(Text section):
....
Interview: Eve Best on Hedda Gabler, from the Daily Telegraph
14th March 2005
‘I’m falling to pieces. It’s terrifying!’
She’d disagree, but Eve Best is one of Britain’s most thrilling young actresses. Preparing to play Hedda Gabler, she talks to Dominic Cavendish. Published in the Daily Telegraph, 14 Mar 2005
“Oh God, please don’t say that!” I’m telling Eve Best how wonderful it is that she has landed the part of Hedda Gabler at the Almeida, that her first fully-fledged starring role is long overdue, that it must feel like a watershed moment. And she’s having none of it.
“I’m falling to pieces,” she says, drawing a deep lungful from the first of many cigarettes, waving the compliments away. “It’s terrifying!”
Was there ever an actress so well- and yet so ill-named? Well-named because from the moment she stepped out of drama school and into the part of Annabella in John Ford’s Jacobean tragedy ‘Tis Pity She’s a Whore at the Young Vic in 1999, she’s been consistently impressive, distinguishing herself as one of the greatest hopes of her generation.
....
(Given material):
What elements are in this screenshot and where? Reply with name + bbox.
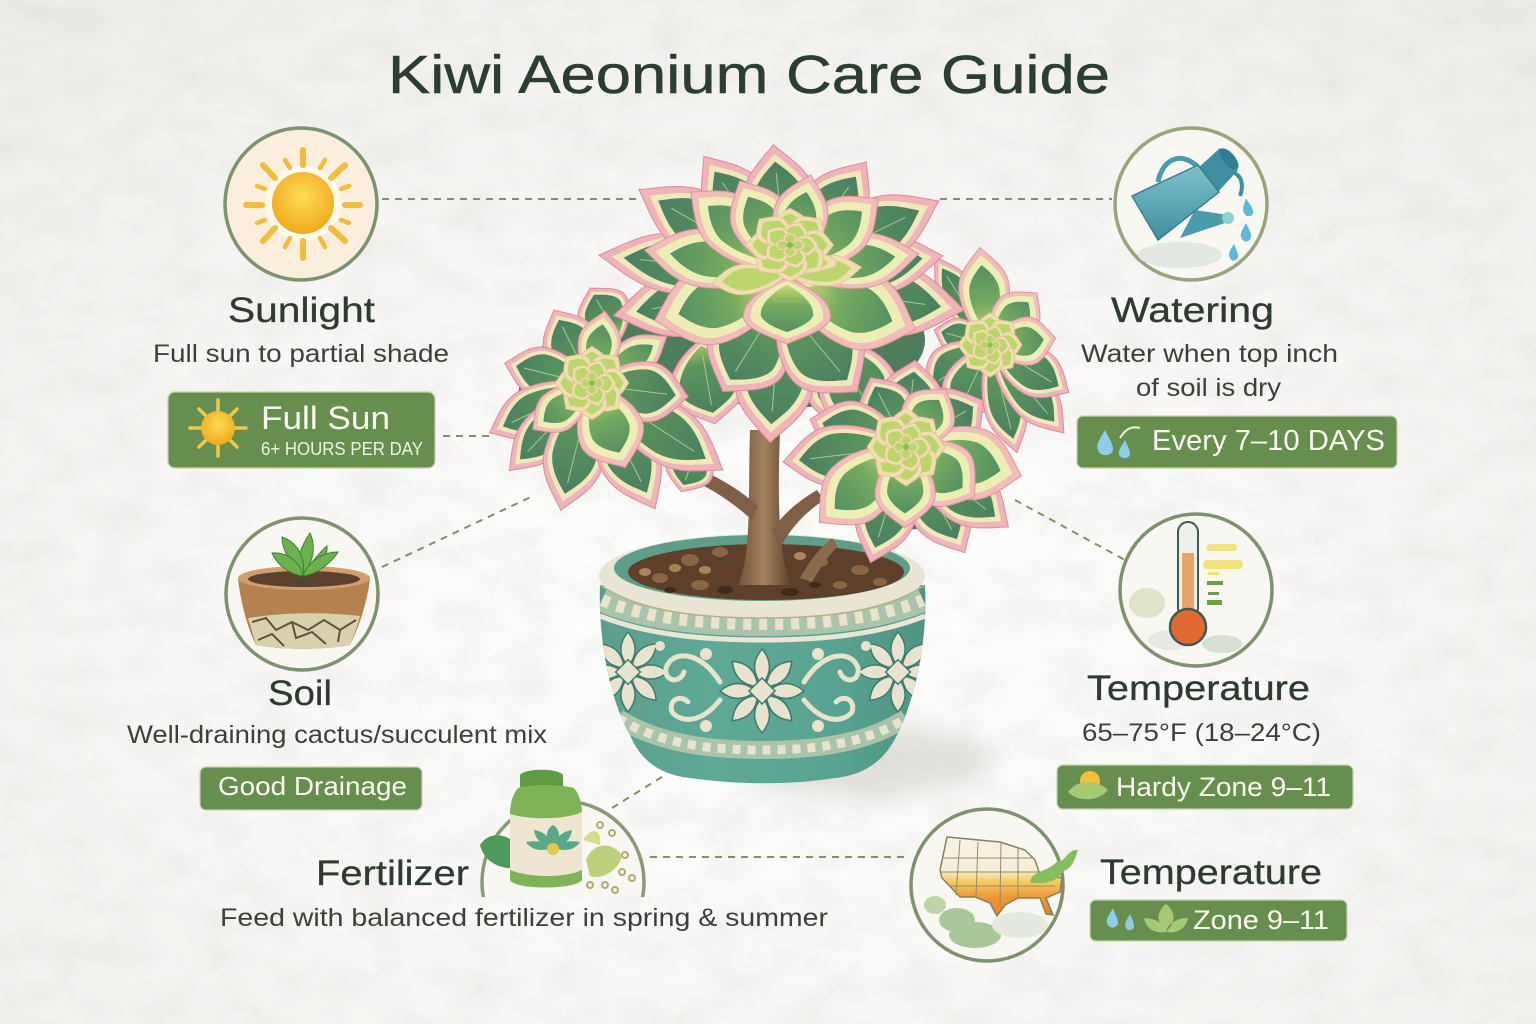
....
(Tasks for this exercise):
[A] Answer these questions from the interview:
(i) At which theater is Eve Best to play Hedda Gabler?
(ii) Who conducted the interview?
(iii) Which part did Eve Best play at the Young Vic in 1999?
[B] Reproduce the passage of the interview that begins at the words "Was there ever" and stops after "of her generation.".
The data that comes after the interview is separate material.

(The answers):
[A]
(i) The Almeida
(ii) Dominic Cavendish
(iii) Annabella in John Ford's Jacobean tragedy 'Tis Pity She's a Whore

[B]
Was there ever an actress so well- and yet so ill-named? Well-named because from the moment she stepped out of drama school and into the part of Annabella in John Ford’s Jacobean tragedy ‘Tis Pity She’s a Whore at the Young Vic in 1999, she’s been consistently impressive, distinguishing herself as one of the greatest hopes of her generation.